## GIVEN TASK:
Return all of the entries word for word, but omit the pictures they contain.

## DATA SUPPLIED:
----

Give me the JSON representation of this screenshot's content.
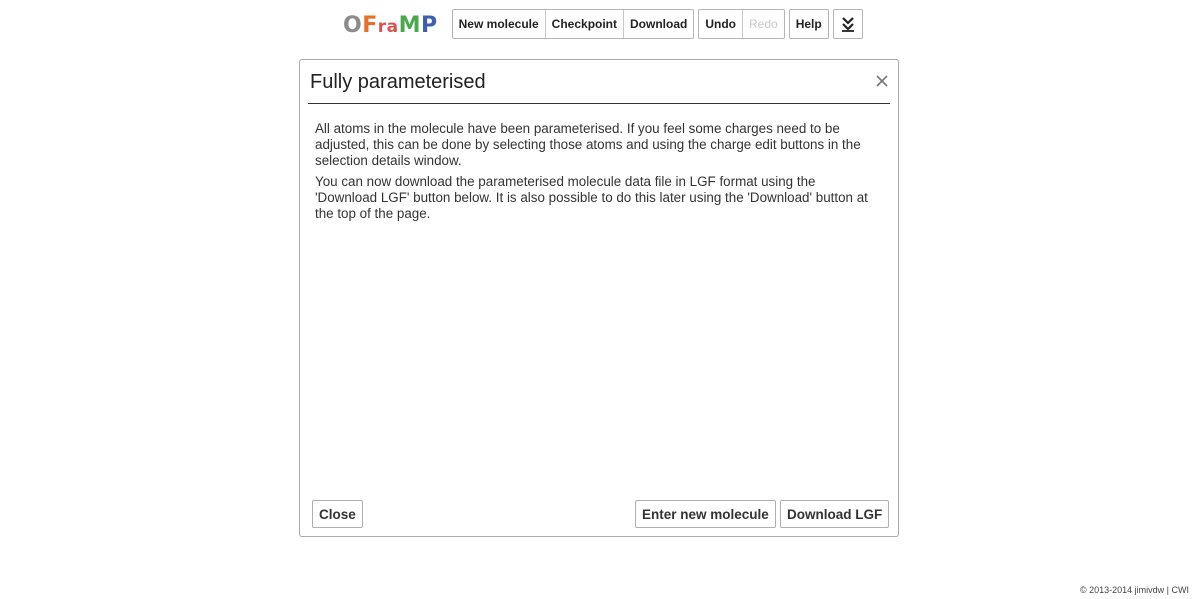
{
  "logo": {
    "letters": [
      "O",
      "F",
      "r",
      "a",
      "M",
      "P"
    ]
  },
  "toolbar": {
    "new_molecule": "New molecule",
    "checkpoint": "Checkpoint",
    "download": "Download",
    "undo": "Undo",
    "redo": "Redo",
    "help": "Help",
    "expand_icon": "double-chevron-down-icon"
  },
  "dialog": {
    "title": "Fully parameterised",
    "paragraph1": "All atoms in the molecule have been parameterised. If you feel some charges need to be adjusted, this can be done by selecting those atoms and using the charge edit buttons in the selection details window.",
    "paragraph2": "You can now download the parameterised molecule data file in LGF format using the 'Download LGF' button below. It is also possible to do this later using the 'Download' button at the top of the page.",
    "close_label": "Close",
    "enter_new_label": "Enter new molecule",
    "download_lgf_label": "Download LGF"
  },
  "footer": {
    "text": "© 2013-2014 jimivdw | CWI"
  },
  "colors": {
    "logo_o": "#8c8c8c",
    "logo_f": "#e86f2a",
    "logo_ra": "#d9534f",
    "logo_m": "#4aa84a",
    "logo_p": "#3d5fb0",
    "disabled_text": "#c9c9c9"
  }
}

----

## EXERCISE RESPONSE:
Give me the JSON representation of this screenshot's content.
{
  "logo": {
    "letters": [
      "O",
      "F",
      "r",
      "a",
      "M",
      "P"
    ]
  },
  "toolbar": {
    "new_molecule": "New molecule",
    "checkpoint": "Checkpoint",
    "download": "Download",
    "undo": "Undo",
    "redo": "Redo",
    "help": "Help",
    "expand_icon": "double-chevron-down-icon"
  },
  "dialog": {
    "title": "Fully parameterised",
    "paragraph1": "All atoms in the molecule have been parameterised. If you feel some charges need to be adjusted, this can be done by selecting those atoms and using the charge edit buttons in the selection details window.",
    "paragraph2": "You can now download the parameterised molecule data file in LGF format using the 'Download LGF' button below. It is also possible to do this later using the 'Download' button at the top of the page.",
    "close_label": "Close",
    "enter_new_label": "Enter new molecule",
    "download_lgf_label": "Download LGF"
  },
  "footer": {
    "text": "© 2013-2014 jimivdw | CWI"
  },
  "colors": {
    "logo_o": "#8c8c8c",
    "logo_f": "#e86f2a",
    "logo_ra": "#d9534f",
    "logo_m": "#4aa84a",
    "logo_p": "#3d5fb0",
    "disabled_text": "#c9c9c9"
  }
}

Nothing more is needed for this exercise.